▸ **What you need to do**: Work out how many lines contain "misaligned". Reply with the count alone.

▸ **Data lines**:
_ _ _ _

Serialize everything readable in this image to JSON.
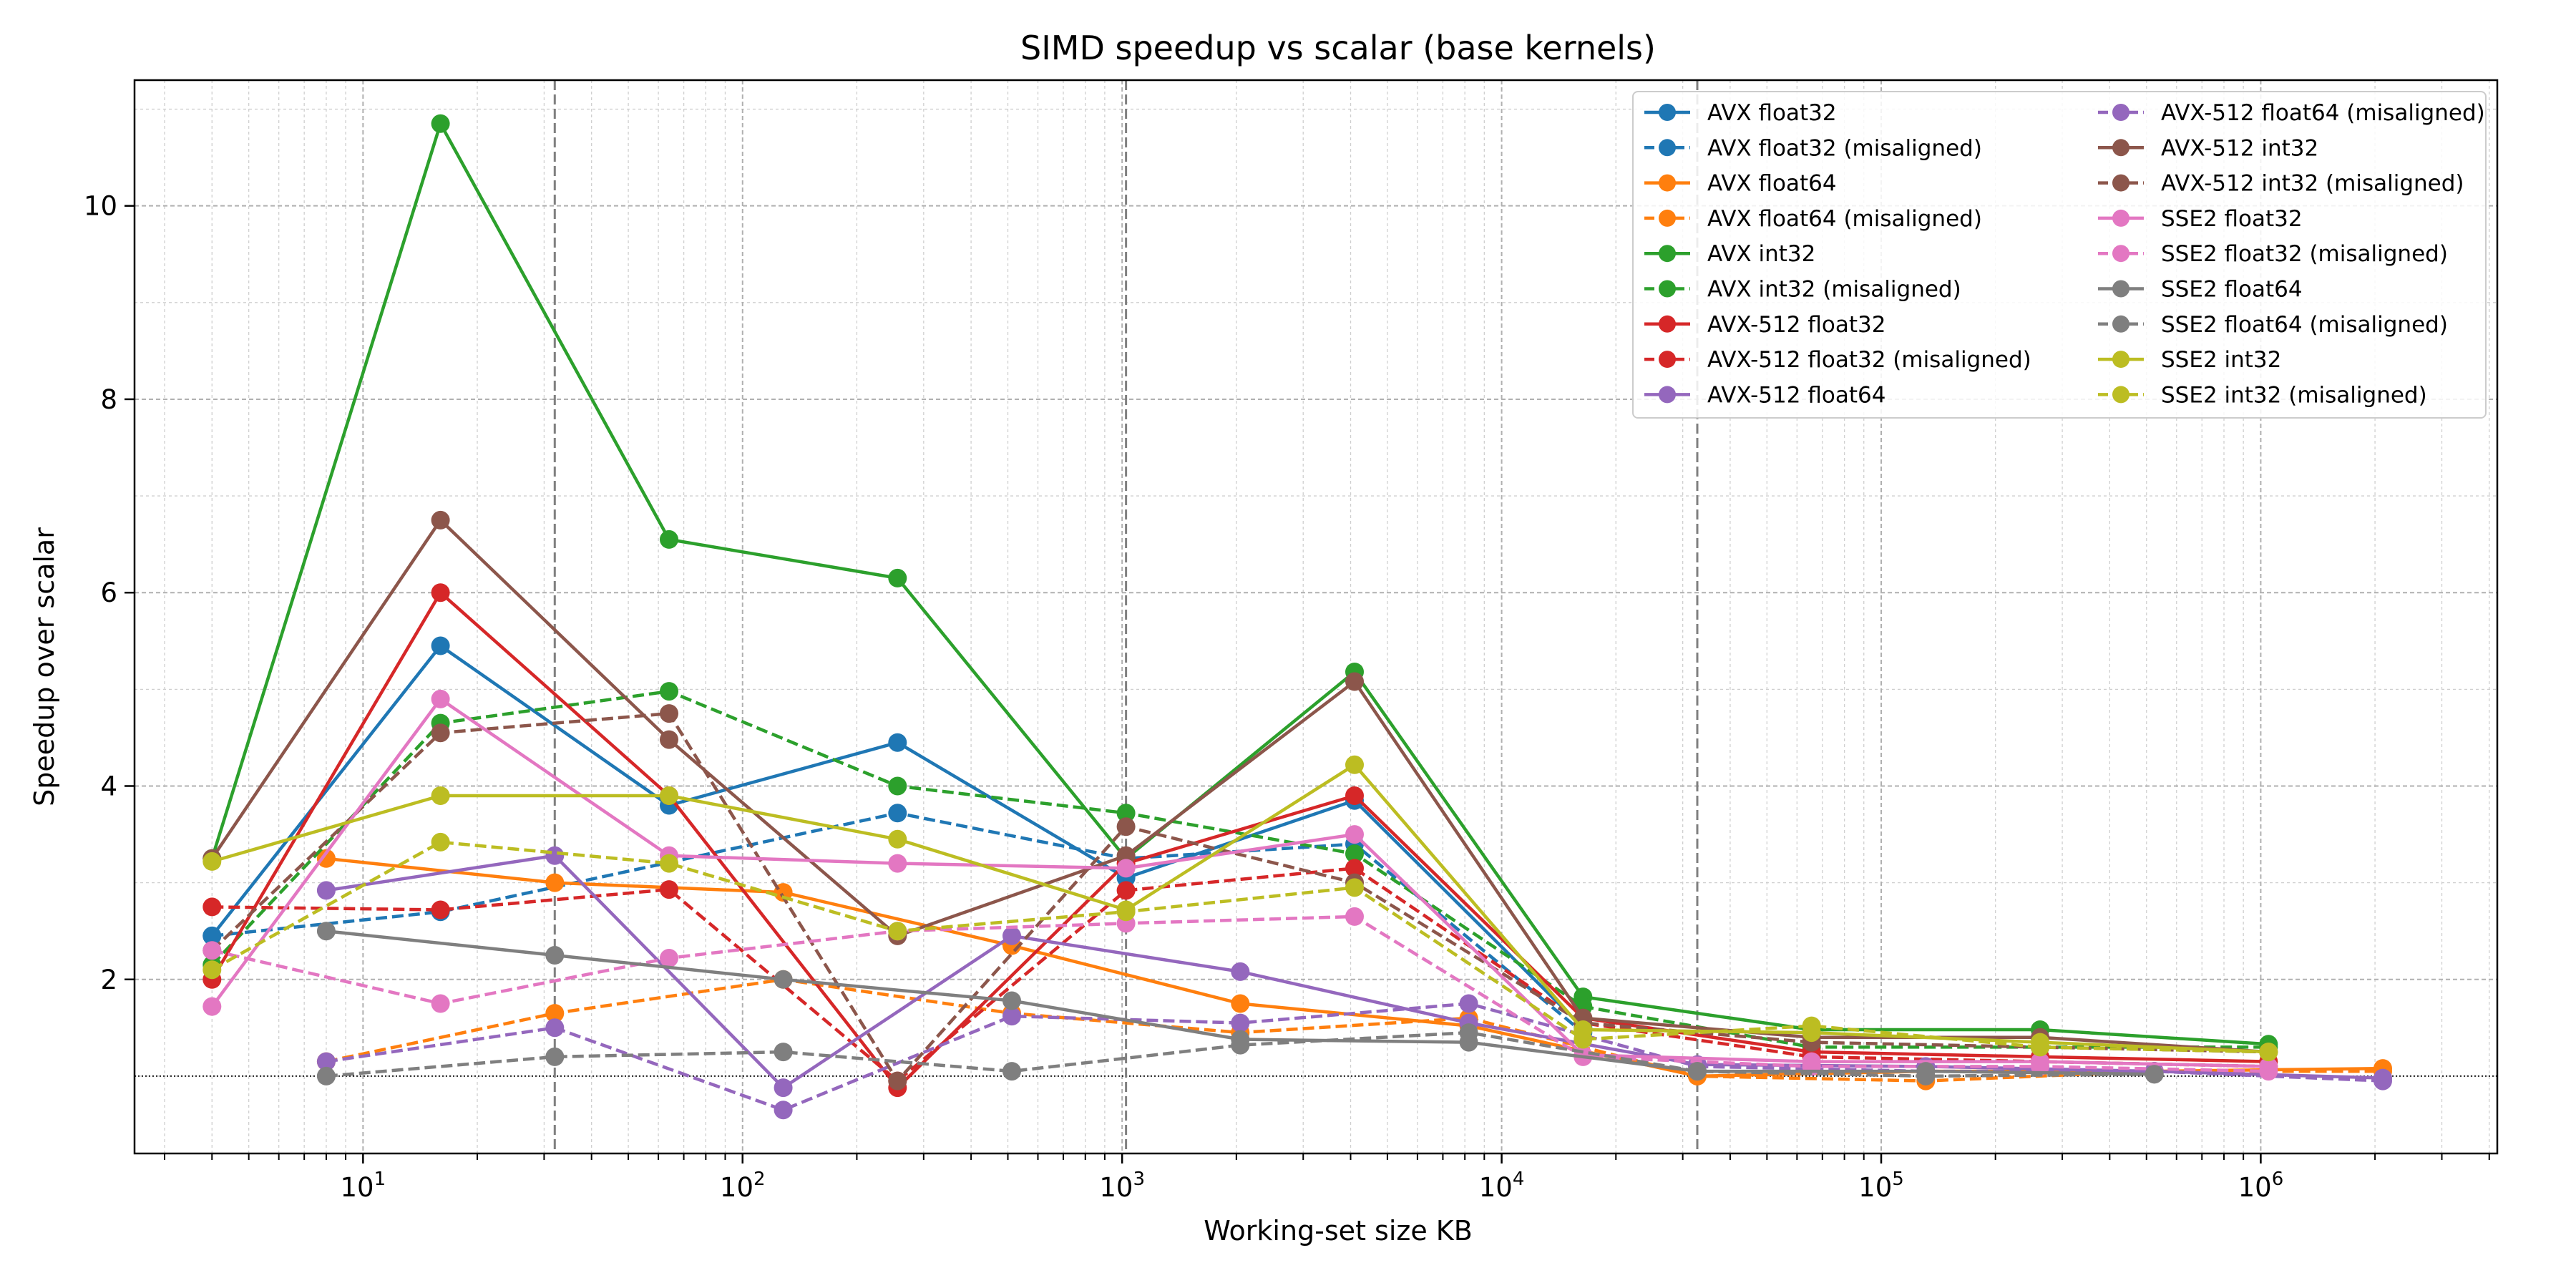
{
  "chart_data": {
    "type": "line",
    "title": "SIMD speedup vs scalar (base kernels)",
    "xlabel": "Working-set size KB",
    "ylabel": "Speedup over scalar",
    "xscale": "log",
    "xlim": [
      2.5,
      4200000
    ],
    "ylim": [
      0.2,
      11.3
    ],
    "x_tick_labels": [
      "10",
      "10",
      "10",
      "10",
      "10",
      "10"
    ],
    "x_tick_exponents": [
      "1",
      "2",
      "3",
      "4",
      "5",
      "6"
    ],
    "x_tick_values": [
      10,
      100,
      1000,
      10000,
      100000,
      1000000
    ],
    "y_ticks": [
      2,
      4,
      6,
      8,
      10
    ],
    "grid": "major and minor",
    "reference_line_y": 1.0,
    "vertical_markers_x": [
      32,
      1024,
      32768
    ],
    "legend_position": "top-right",
    "legend_columns": 2,
    "series": [
      {
        "name": "AVX float32",
        "color": "#1f77b4",
        "dashed": false,
        "x": [
          4,
          16,
          64,
          256,
          1024,
          4096,
          16384
        ],
        "y": [
          2.45,
          5.45,
          3.8,
          4.45,
          3.05,
          3.85,
          1.5
        ]
      },
      {
        "name": "AVX float32 (misaligned)",
        "color": "#1f77b4",
        "dashed": true,
        "x": [
          4,
          16,
          256,
          1024,
          4096,
          16384
        ],
        "y": [
          2.45,
          2.7,
          3.72,
          3.25,
          3.4,
          1.45
        ]
      },
      {
        "name": "AVX float64",
        "color": "#ff7f0e",
        "dashed": false,
        "x": [
          8,
          32,
          128,
          512,
          2048,
          8192,
          32768,
          131072,
          524288,
          2097152
        ],
        "y": [
          3.25,
          3.0,
          2.9,
          2.35,
          1.75,
          1.52,
          1.0,
          1.05,
          1.05,
          1.08
        ]
      },
      {
        "name": "AVX float64 (misaligned)",
        "color": "#ff7f0e",
        "dashed": true,
        "x": [
          8,
          32,
          128,
          512,
          2048,
          8192,
          32768,
          131072,
          524288,
          2097152
        ],
        "y": [
          1.15,
          1.65,
          2.0,
          1.65,
          1.45,
          1.6,
          1.0,
          0.95,
          1.05,
          1.05
        ]
      },
      {
        "name": "AVX int32",
        "color": "#2ca02c",
        "dashed": false,
        "x": [
          4,
          16,
          64,
          256,
          1024,
          4096,
          16384,
          65536,
          262144,
          1048576
        ],
        "y": [
          3.25,
          10.85,
          6.55,
          6.15,
          3.25,
          5.18,
          1.82,
          1.48,
          1.48,
          1.33
        ]
      },
      {
        "name": "AVX int32 (misaligned)",
        "color": "#2ca02c",
        "dashed": true,
        "x": [
          4,
          16,
          64,
          256,
          1024,
          4096,
          16384,
          65536,
          262144,
          1048576
        ],
        "y": [
          2.15,
          4.65,
          4.98,
          4.0,
          3.72,
          3.3,
          1.72,
          1.3,
          1.3,
          1.3
        ]
      },
      {
        "name": "AVX-512 float32",
        "color": "#d62728",
        "dashed": false,
        "x": [
          4,
          16,
          64,
          256,
          1024,
          4096,
          16384,
          65536,
          262144,
          1048576
        ],
        "y": [
          2.0,
          6.0,
          3.9,
          0.88,
          3.2,
          3.9,
          1.6,
          1.25,
          1.2,
          1.15
        ]
      },
      {
        "name": "AVX-512 float32 (misaligned)",
        "color": "#d62728",
        "dashed": true,
        "x": [
          4,
          16,
          64,
          256,
          1024,
          4096,
          16384,
          65536,
          262144,
          1048576
        ],
        "y": [
          2.75,
          2.72,
          2.93,
          0.95,
          2.92,
          3.15,
          1.55,
          1.2,
          1.15,
          1.1
        ]
      },
      {
        "name": "AVX-512 float64",
        "color": "#9467bd",
        "dashed": false,
        "x": [
          8,
          32,
          128,
          512,
          2048,
          8192,
          32768,
          131072,
          524288,
          2097152
        ],
        "y": [
          2.92,
          3.28,
          0.88,
          2.45,
          2.08,
          1.55,
          1.12,
          1.1,
          1.05,
          0.98
        ]
      },
      {
        "name": "AVX-512 float64 (misaligned)",
        "color": "#9467bd",
        "dashed": true,
        "x": [
          8,
          32,
          128,
          512,
          2048,
          8192,
          32768,
          131072,
          524288,
          2097152
        ],
        "y": [
          1.15,
          1.5,
          0.65,
          1.62,
          1.55,
          1.75,
          1.1,
          1.05,
          1.05,
          0.95
        ]
      },
      {
        "name": "AVX-512 int32",
        "color": "#8c564b",
        "dashed": false,
        "x": [
          4,
          16,
          64,
          256,
          1024,
          4096,
          16384,
          65536,
          262144,
          1048576
        ],
        "y": [
          3.25,
          6.75,
          4.48,
          2.45,
          3.28,
          5.08,
          1.6,
          1.4,
          1.4,
          1.25
        ]
      },
      {
        "name": "AVX-512 int32 (misaligned)",
        "color": "#8c564b",
        "dashed": true,
        "x": [
          4,
          16,
          64,
          256,
          1024,
          4096,
          16384,
          65536,
          262144,
          1048576
        ],
        "y": [
          2.3,
          4.55,
          4.75,
          0.95,
          3.58,
          3.0,
          1.55,
          1.35,
          1.3,
          1.25
        ]
      },
      {
        "name": "SSE2 float32",
        "color": "#e377c2",
        "dashed": false,
        "x": [
          4,
          16,
          64,
          256,
          1024,
          4096,
          16384,
          65536,
          262144,
          1048576
        ],
        "y": [
          1.72,
          4.9,
          3.28,
          3.2,
          3.15,
          3.5,
          1.22,
          1.15,
          1.15,
          1.1
        ]
      },
      {
        "name": "SSE2 float32 (misaligned)",
        "color": "#e377c2",
        "dashed": true,
        "x": [
          4,
          16,
          64,
          256,
          1024,
          4096,
          16384,
          65536,
          262144,
          1048576
        ],
        "y": [
          2.3,
          1.75,
          2.22,
          2.5,
          2.58,
          2.65,
          1.2,
          1.1,
          1.1,
          1.05
        ]
      },
      {
        "name": "SSE2 float64",
        "color": "#7f7f7f",
        "dashed": false,
        "x": [
          8,
          32,
          128,
          512,
          2048,
          8192,
          32768,
          131072,
          524288
        ],
        "y": [
          2.5,
          2.25,
          2.0,
          1.78,
          1.38,
          1.35,
          1.05,
          1.05,
          1.02
        ]
      },
      {
        "name": "SSE2 float64 (misaligned)",
        "color": "#7f7f7f",
        "dashed": true,
        "x": [
          8,
          32,
          128,
          512,
          2048,
          8192,
          32768,
          131072,
          524288
        ],
        "y": [
          1.0,
          1.2,
          1.25,
          1.05,
          1.32,
          1.45,
          1.05,
          1.0,
          1.02
        ]
      },
      {
        "name": "SSE2 int32",
        "color": "#bcbd22",
        "dashed": false,
        "x": [
          4,
          16,
          64,
          256,
          1024,
          4096,
          16384,
          65536,
          262144,
          1048576
        ],
        "y": [
          3.22,
          3.9,
          3.9,
          3.45,
          2.72,
          4.22,
          1.48,
          1.45,
          1.35,
          1.25
        ]
      },
      {
        "name": "SSE2 int32 (misaligned)",
        "color": "#bcbd22",
        "dashed": true,
        "x": [
          4,
          16,
          64,
          256,
          1024,
          4096,
          16384,
          65536,
          262144,
          1048576
        ],
        "y": [
          2.1,
          3.42,
          3.2,
          2.5,
          2.7,
          2.95,
          1.38,
          1.52,
          1.3,
          1.25
        ]
      }
    ]
  }
}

_ _ _ _

▸ **Expected output**: 9